- **Short exercise**: Work out how many lines of the listing hold the string "this", then answer with that number and nothing else.

Collected data entries

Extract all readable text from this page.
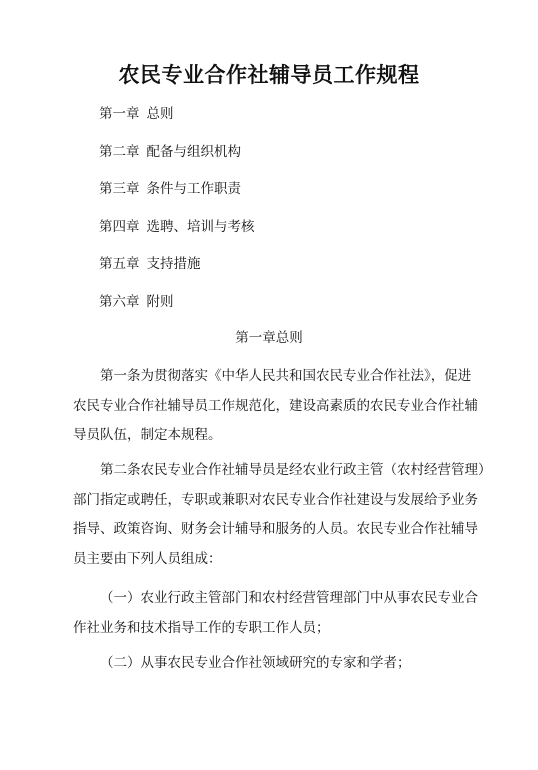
农民专业合作社辅导员工作规程
第一章 总则
第二章 配备与组织机构
第三章 条件与工作职责
第四章 选聘、培训与考核
第五章 支持措施
第六章 附则
第一章总则

第一条为贯彻落实《中华人民共和国农民专业合作社法》，促进
农民专业合作社辅导员工作规范化，建设高素质的农民专业合作社辅
导员队伍，制定本规程。

第二条农民专业合作社辅导员是经农业行政主管（农村经营管理）
部门指定或聘任，专职或兼职对农民专业合作社建设与发展给予业务
指导、政策咨询、财务会计辅导和服务的人员。农民专业合作社辅导
员主要由下列人员组成：

（一）农业行政主管部门和农村经营管理部门中从事农民专业合
作社业务和技术指导工作的专职工作人员；

（二）从事农民专业合作社领域研究的专家和学者；
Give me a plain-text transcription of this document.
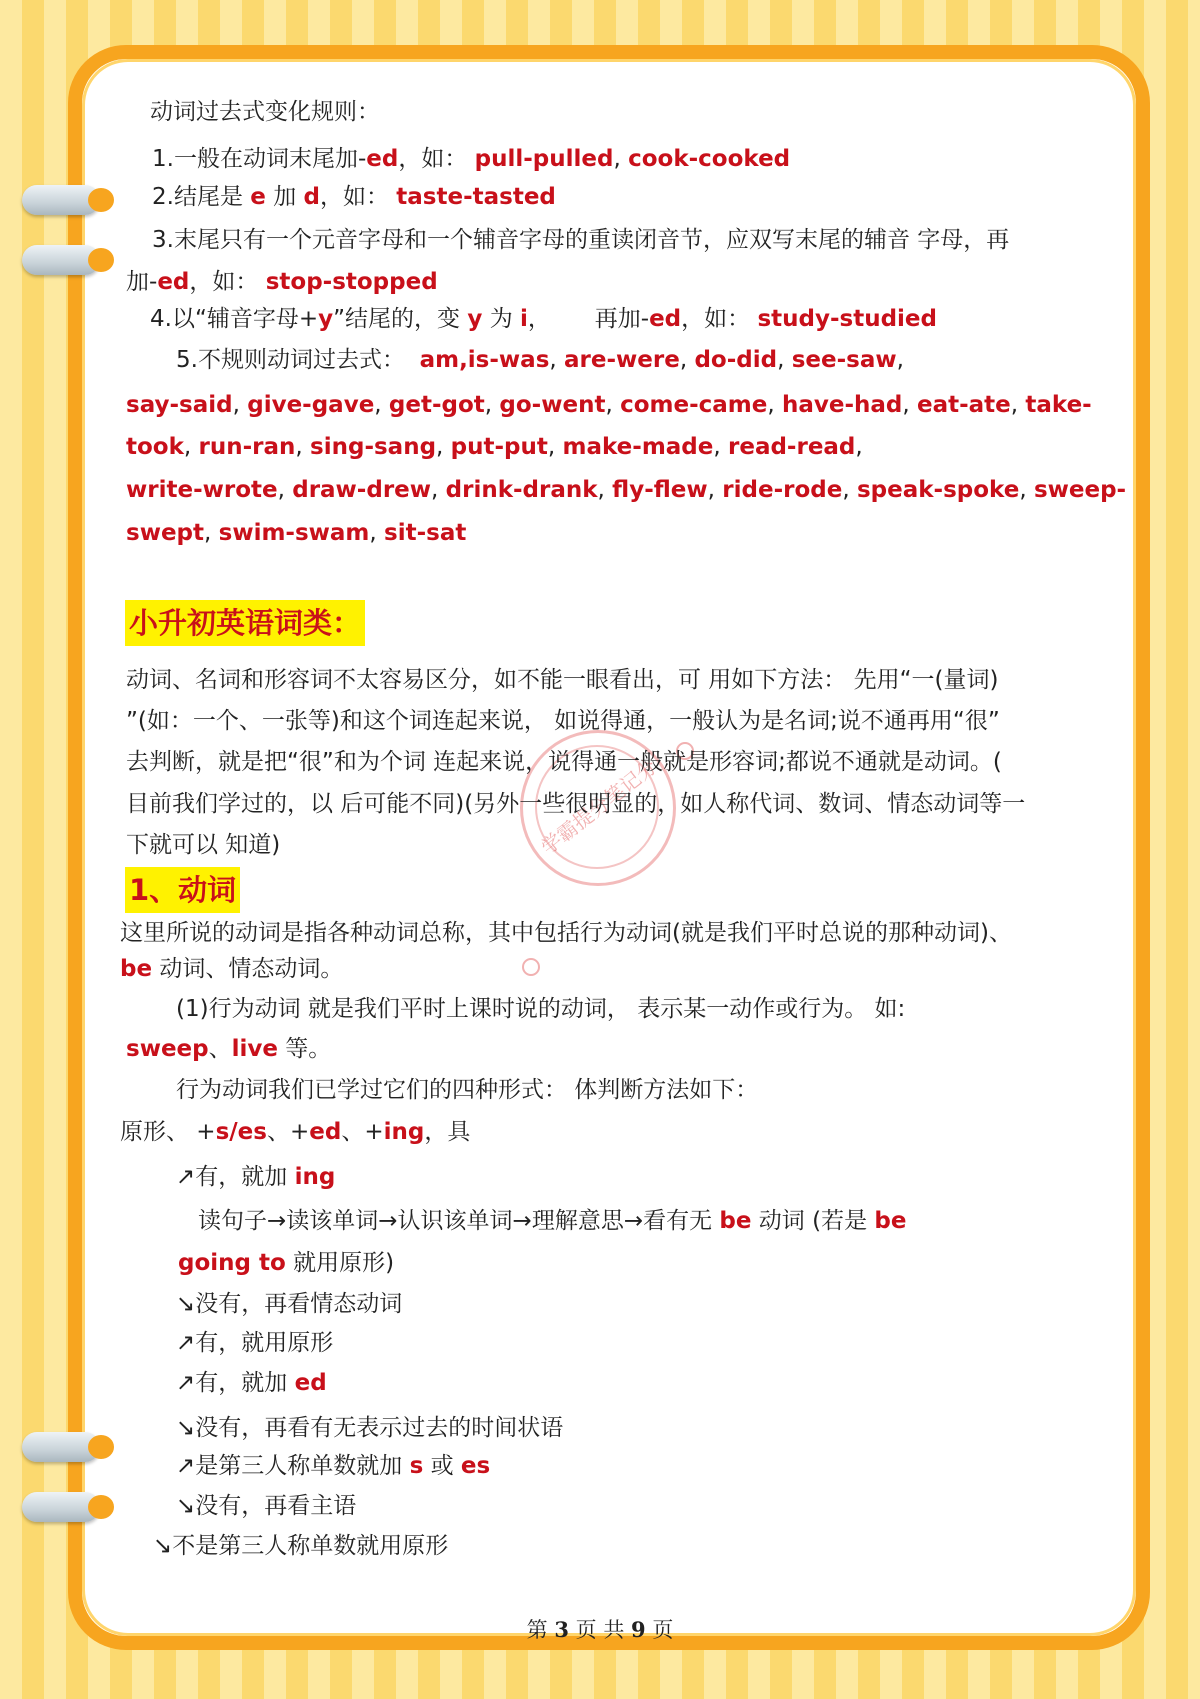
学霸提分笔记分
动词过去式变化规则：
1.一般在动词末尾加-ed，如： pull-pulled, cook-cooked
2.结尾是 e 加 d，如： taste-tasted
3.末尾只有一个元音字母和一个辅音字母的重读闭音节，应双写末尾的辅音 字母，再
加-ed，如： stop-stopped
4.以“辅音字母+y”结尾的，变 y 为 i， 再加-ed，如： study-studied
5.不规则动词过去式： am,is-was, are-were, do-did, see-saw,
say-said, give-gave, get-got, go-went, come-came, have-had, eat-ate, take-
took, run-ran, sing-sang, put-put, make-made, read-read,
write-wrote, draw-drew, drink-drank, fly-flew, ride-rode, speak-spoke, sweep-
swept, swim-swam, sit-sat
小升初英语词类：
动词、名词和形容词不太容易区分，如不能一眼看出，可 用如下方法： 先用“一(量词)
”(如：一个、一张等)和这个词连起来说， 如说得通，一般认为是名词;说不通再用“很”
去判断，就是把“很”和为个词 连起来说，说得通一般就是形容词;都说不通就是动词。(
目前我们学过的，以 后可能不同)(另外一些很明显的，如人称代词、数词、情态动词等一
下就可以 知道)
1、动词
这里所说的动词是指各种动词总称，其中包括行为动词(就是我们平时总说的那种动词)、
be 动词、情态动词。
(1)行为动词 就是我们平时上课时说的动词， 表示某一动作或行为。 如:
sweep、live 等。
行为动词我们已学过它们的四种形式： 体判断方法如下：
原形、 +s/es、+ed、+ing，具
↗有，就加 ing
读句子→读该单词→认识该单词→理解意思→看有无 be 动词 (若是 be
going to 就用原形)
↘没有，再看情态动词
↗有，就用原形
↗有，就加 ed
↘没有，再看有无表示过去的时间状语
↗是第三人称单数就加 s 或 es
↘没有，再看主语
↘不是第三人称单数就用原形
第 3 页 共 9 页
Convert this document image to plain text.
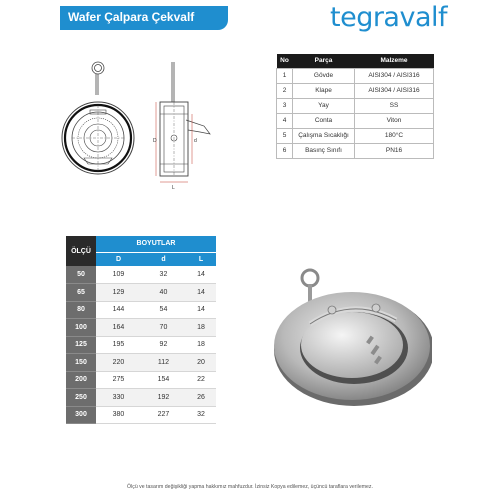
Wafer Çalpara Çekvalf	tegravalf
D	d
L
No	Parça	Malzeme
1	Gövde	AISI304 / AISI316
2	Klape	AISI304 / AISI316
3	Yay	SS
4	Conta	Viton
5	Çalışma Sıcaklığı	180°C
6	Basınç Sınıfı	PN16
ÖLÇÜ	BOYUTLAR		
	D	d	L
50	109	32	14
65	129	40	14
80	144	54	14
100	164	70	18
125	195	92	18
150	220	112	20
200	275	154	22
250	330	192	26
300	380	227	32
Ölçü ve tasarım değişikliği yapma hakkımız mahfuzdur. İzinsiz Kopya edilemez, üçüncü taraflara verilemez.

- **Exercise output**: 3